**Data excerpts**

begin

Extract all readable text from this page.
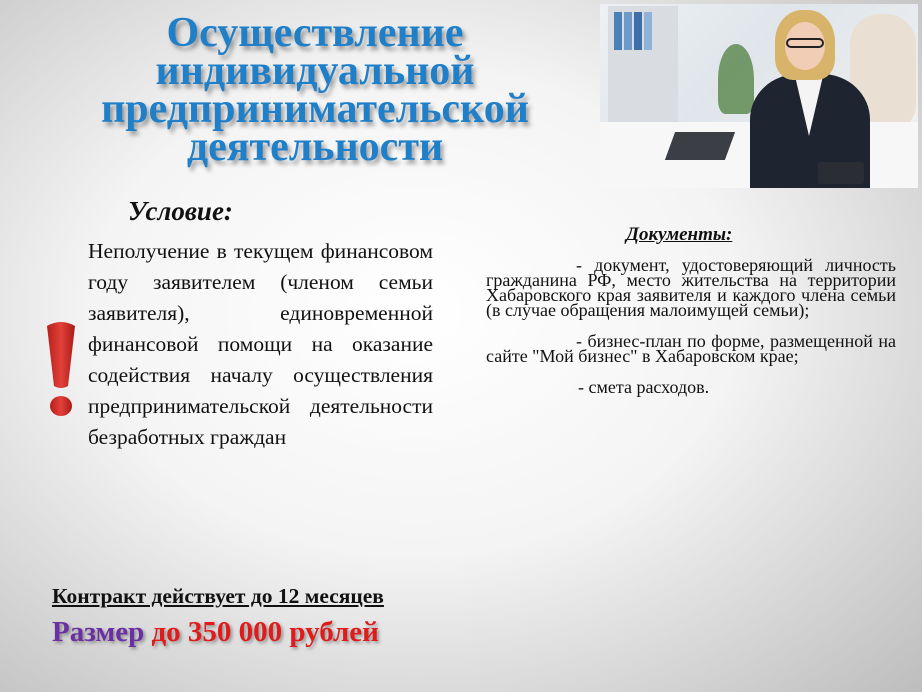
Осуществление
индивидуальной
предпринимательской
деятельности
Условие:
Неполучение в текущем финансовом году заявителем (членом семьи заявителя), единовременной финансовой помощи на оказание содействия началу осуществления предпринимательской деятельности безработных граждан
Документы:
- документ, удостоверяющий личность гражданина РФ, место жительства на территории Хабаровского края заявителя и каждого члена семьи (в случае обращения малоимущей семьи);
- бизнес-план по форме, размещенной на сайте "Мой бизнес" в Хабаровском крае;
- смета расходов.
Контракт действует до 12 месяцев
Размер до 350 000 рублей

end

**Exercise task**
Set down the material above as is, without any pictures.

**Solved exercise**
Extract all readable text from this page.
Осуществление
индивидуальной
предпринимательской
деятельности
Условие:
Неполучение в текущем финансовом году заявителем (членом семьи заявителя), единовременной финансовой помощи на оказание содействия началу осуществления предпринимательской деятельности безработных граждан
Документы:
- документ, удостоверяющий личность гражданина РФ, место жительства на территории Хабаровского края заявителя и каждого члена семьи (в случае обращения малоимущей семьи);
- бизнес-план по форме, размещенной на сайте "Мой бизнес" в Хабаровском крае;
- смета расходов.
Контракт действует до 12 месяцев
Размер до 350 000 рублей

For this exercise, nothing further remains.